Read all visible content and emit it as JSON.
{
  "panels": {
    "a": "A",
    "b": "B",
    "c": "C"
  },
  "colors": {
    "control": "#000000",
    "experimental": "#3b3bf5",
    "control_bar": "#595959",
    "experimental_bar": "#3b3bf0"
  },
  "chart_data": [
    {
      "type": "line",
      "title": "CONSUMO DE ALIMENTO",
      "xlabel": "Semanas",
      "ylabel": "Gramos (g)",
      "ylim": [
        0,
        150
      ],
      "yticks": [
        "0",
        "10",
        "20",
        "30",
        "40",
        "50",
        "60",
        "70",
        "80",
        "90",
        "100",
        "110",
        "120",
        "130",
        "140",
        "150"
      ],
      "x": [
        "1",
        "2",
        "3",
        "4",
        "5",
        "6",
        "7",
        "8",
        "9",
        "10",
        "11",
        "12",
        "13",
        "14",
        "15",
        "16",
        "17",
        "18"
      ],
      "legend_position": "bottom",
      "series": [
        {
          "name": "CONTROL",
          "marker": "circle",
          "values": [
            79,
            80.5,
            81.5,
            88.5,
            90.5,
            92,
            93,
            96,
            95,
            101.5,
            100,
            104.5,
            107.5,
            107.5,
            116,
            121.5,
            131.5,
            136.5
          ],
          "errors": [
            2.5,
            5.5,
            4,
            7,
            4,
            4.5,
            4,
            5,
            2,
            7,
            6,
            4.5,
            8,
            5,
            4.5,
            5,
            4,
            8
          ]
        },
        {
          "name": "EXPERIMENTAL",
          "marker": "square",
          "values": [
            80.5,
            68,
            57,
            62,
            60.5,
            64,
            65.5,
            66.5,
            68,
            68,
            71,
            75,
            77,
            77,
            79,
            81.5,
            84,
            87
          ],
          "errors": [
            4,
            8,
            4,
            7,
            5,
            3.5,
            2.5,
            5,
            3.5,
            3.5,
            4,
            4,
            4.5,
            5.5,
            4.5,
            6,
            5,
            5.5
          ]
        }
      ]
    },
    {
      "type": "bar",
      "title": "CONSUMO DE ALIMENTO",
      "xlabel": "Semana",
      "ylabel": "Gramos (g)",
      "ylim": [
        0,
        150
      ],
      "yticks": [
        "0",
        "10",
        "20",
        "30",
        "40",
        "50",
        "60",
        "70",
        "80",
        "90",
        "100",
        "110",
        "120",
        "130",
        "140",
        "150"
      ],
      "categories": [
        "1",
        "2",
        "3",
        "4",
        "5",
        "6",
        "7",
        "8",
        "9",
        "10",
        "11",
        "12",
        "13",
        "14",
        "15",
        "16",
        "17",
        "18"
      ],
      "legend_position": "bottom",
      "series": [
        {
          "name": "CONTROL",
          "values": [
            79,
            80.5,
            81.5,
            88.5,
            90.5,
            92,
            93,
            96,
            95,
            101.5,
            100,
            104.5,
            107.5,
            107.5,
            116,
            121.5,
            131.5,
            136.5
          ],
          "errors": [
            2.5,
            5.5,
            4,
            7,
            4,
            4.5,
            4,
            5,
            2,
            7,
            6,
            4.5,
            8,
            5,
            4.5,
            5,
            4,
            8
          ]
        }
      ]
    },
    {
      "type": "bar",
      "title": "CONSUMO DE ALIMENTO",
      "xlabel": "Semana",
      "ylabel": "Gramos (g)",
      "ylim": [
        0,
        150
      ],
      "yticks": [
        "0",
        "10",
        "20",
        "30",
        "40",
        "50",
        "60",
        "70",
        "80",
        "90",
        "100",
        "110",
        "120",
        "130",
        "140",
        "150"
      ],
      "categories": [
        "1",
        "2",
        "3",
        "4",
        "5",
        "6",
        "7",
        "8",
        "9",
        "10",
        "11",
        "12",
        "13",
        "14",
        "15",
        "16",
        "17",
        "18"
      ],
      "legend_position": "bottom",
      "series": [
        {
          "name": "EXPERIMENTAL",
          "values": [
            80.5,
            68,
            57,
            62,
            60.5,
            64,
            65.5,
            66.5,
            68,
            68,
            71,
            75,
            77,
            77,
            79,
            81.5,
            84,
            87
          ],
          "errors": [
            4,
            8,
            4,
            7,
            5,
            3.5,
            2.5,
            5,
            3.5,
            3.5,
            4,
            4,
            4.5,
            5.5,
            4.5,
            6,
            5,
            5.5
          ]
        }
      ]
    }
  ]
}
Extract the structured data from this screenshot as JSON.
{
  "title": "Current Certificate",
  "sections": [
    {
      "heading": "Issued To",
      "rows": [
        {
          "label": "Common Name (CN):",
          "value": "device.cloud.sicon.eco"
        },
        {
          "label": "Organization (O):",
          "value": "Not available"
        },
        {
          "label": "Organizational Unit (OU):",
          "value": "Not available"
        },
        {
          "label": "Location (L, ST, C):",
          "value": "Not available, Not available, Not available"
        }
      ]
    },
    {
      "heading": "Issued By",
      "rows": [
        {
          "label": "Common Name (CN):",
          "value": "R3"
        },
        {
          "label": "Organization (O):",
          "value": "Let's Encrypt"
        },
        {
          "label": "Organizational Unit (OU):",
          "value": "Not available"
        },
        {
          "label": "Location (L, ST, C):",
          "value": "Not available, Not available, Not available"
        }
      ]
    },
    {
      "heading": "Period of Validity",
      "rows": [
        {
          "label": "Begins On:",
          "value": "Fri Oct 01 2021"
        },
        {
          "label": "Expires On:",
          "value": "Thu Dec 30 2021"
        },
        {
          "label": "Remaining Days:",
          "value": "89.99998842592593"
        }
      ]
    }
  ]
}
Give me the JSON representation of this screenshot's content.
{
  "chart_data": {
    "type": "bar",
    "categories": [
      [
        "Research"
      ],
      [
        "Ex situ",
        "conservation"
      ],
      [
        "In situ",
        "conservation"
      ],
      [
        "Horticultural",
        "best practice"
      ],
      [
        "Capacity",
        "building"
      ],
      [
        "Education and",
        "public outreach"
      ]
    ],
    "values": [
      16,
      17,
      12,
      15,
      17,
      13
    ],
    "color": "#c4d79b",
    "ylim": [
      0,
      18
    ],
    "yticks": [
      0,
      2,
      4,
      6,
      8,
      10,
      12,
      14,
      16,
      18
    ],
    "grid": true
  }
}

Directions: Transcribe the data. Leave every line exactly as it is.

Task result:
Read all visible content and emit it as JSON.
{
  "panels": {
    "a": "A",
    "b": "B",
    "c": "C"
  },
  "colors": {
    "control": "#000000",
    "experimental": "#3b3bf5",
    "control_bar": "#595959",
    "experimental_bar": "#3b3bf0"
  },
  "chart_data": [
    {
      "type": "line",
      "title": "CONSUMO DE ALIMENTO",
      "xlabel": "Semanas",
      "ylabel": "Gramos (g)",
      "ylim": [
        0,
        150
      ],
      "yticks": [
        "0",
        "10",
        "20",
        "30",
        "40",
        "50",
        "60",
        "70",
        "80",
        "90",
        "100",
        "110",
        "120",
        "130",
        "140",
        "150"
      ],
      "x": [
        "1",
        "2",
        "3",
        "4",
        "5",
        "6",
        "7",
        "8",
        "9",
        "10",
        "11",
        "12",
        "13",
        "14",
        "15",
        "16",
        "17",
        "18"
      ],
      "legend_position": "bottom",
      "series": [
        {
          "name": "CONTROL",
          "marker": "circle",
          "values": [
            79,
            80.5,
            81.5,
            88.5,
            90.5,
            92,
            93,
            96,
            95,
            101.5,
            100,
            104.5,
            107.5,
            107.5,
            116,
            121.5,
            131.5,
            136.5
          ],
          "errors": [
            2.5,
            5.5,
            4,
            7,
            4,
            4.5,
            4,
            5,
            2,
            7,
            6,
            4.5,
            8,
            5,
            4.5,
            5,
            4,
            8
          ]
        },
        {
          "name": "EXPERIMENTAL",
          "marker": "square",
          "values": [
            80.5,
            68,
            57,
            62,
            60.5,
            64,
            65.5,
            66.5,
            68,
            68,
            71,
            75,
            77,
            77,
            79,
            81.5,
            84,
            87
          ],
          "errors": [
            4,
            8,
            4,
            7,
            5,
            3.5,
            2.5,
            5,
            3.5,
            3.5,
            4,
            4,
            4.5,
            5.5,
            4.5,
            6,
            5,
            5.5
          ]
        }
      ]
    },
    {
      "type": "bar",
      "title": "CONSUMO DE ALIMENTO",
      "xlabel": "Semana",
      "ylabel": "Gramos (g)",
      "ylim": [
        0,
        150
      ],
      "yticks": [
        "0",
        "10",
        "20",
        "30",
        "40",
        "50",
        "60",
        "70",
        "80",
        "90",
        "100",
        "110",
        "120",
        "130",
        "140",
        "150"
      ],
      "categories": [
        "1",
        "2",
        "3",
        "4",
        "5",
        "6",
        "7",
        "8",
        "9",
        "10",
        "11",
        "12",
        "13",
        "14",
        "15",
        "16",
        "17",
        "18"
      ],
      "legend_position": "bottom",
      "series": [
        {
          "name": "CONTROL",
          "values": [
            79,
            80.5,
            81.5,
            88.5,
            90.5,
            92,
            93,
            96,
            95,
            101.5,
            100,
            104.5,
            107.5,
            107.5,
            116,
            121.5,
            131.5,
            136.5
          ],
          "errors": [
            2.5,
            5.5,
            4,
            7,
            4,
            4.5,
            4,
            5,
            2,
            7,
            6,
            4.5,
            8,
            5,
            4.5,
            5,
            4,
            8
          ]
        }
      ]
    },
    {
      "type": "bar",
      "title": "CONSUMO DE ALIMENTO",
      "xlabel": "Semana",
      "ylabel": "Gramos (g)",
      "ylim": [
        0,
        150
      ],
      "yticks": [
        "0",
        "10",
        "20",
        "30",
        "40",
        "50",
        "60",
        "70",
        "80",
        "90",
        "100",
        "110",
        "120",
        "130",
        "140",
        "150"
      ],
      "categories": [
        "1",
        "2",
        "3",
        "4",
        "5",
        "6",
        "7",
        "8",
        "9",
        "10",
        "11",
        "12",
        "13",
        "14",
        "15",
        "16",
        "17",
        "18"
      ],
      "legend_position": "bottom",
      "series": [
        {
          "name": "EXPERIMENTAL",
          "values": [
            80.5,
            68,
            57,
            62,
            60.5,
            64,
            65.5,
            66.5,
            68,
            68,
            71,
            75,
            77,
            77,
            79,
            81.5,
            84,
            87
          ],
          "errors": [
            4,
            8,
            4,
            7,
            5,
            3.5,
            2.5,
            5,
            3.5,
            3.5,
            4,
            4,
            4.5,
            5.5,
            4.5,
            6,
            5,
            5.5
          ]
        }
      ]
    }
  ]
}
Extract the structured data from this screenshot as JSON.
{
  "title": "Current Certificate",
  "sections": [
    {
      "heading": "Issued To",
      "rows": [
        {
          "label": "Common Name (CN):",
          "value": "device.cloud.sicon.eco"
        },
        {
          "label": "Organization (O):",
          "value": "Not available"
        },
        {
          "label": "Organizational Unit (OU):",
          "value": "Not available"
        },
        {
          "label": "Location (L, ST, C):",
          "value": "Not available, Not available, Not available"
        }
      ]
    },
    {
      "heading": "Issued By",
      "rows": [
        {
          "label": "Common Name (CN):",
          "value": "R3"
        },
        {
          "label": "Organization (O):",
          "value": "Let's Encrypt"
        },
        {
          "label": "Organizational Unit (OU):",
          "value": "Not available"
        },
        {
          "label": "Location (L, ST, C):",
          "value": "Not available, Not available, Not available"
        }
      ]
    },
    {
      "heading": "Period of Validity",
      "rows": [
        {
          "label": "Begins On:",
          "value": "Fri Oct 01 2021"
        },
        {
          "label": "Expires On:",
          "value": "Thu Dec 30 2021"
        },
        {
          "label": "Remaining Days:",
          "value": "89.99998842592593"
        }
      ]
    }
  ]
}
Give me the JSON representation of this screenshot's content.
{
  "chart_data": {
    "type": "bar",
    "categories": [
      [
        "Research"
      ],
      [
        "Ex situ",
        "conservation"
      ],
      [
        "In situ",
        "conservation"
      ],
      [
        "Horticultural",
        "best practice"
      ],
      [
        "Capacity",
        "building"
      ],
      [
        "Education and",
        "public outreach"
      ]
    ],
    "values": [
      16,
      17,
      12,
      15,
      17,
      13
    ],
    "color": "#c4d79b",
    "ylim": [
      0,
      18
    ],
    "yticks": [
      0,
      2,
      4,
      6,
      8,
      10,
      12,
      14,
      16,
      18
    ],
    "grid": true
  }
}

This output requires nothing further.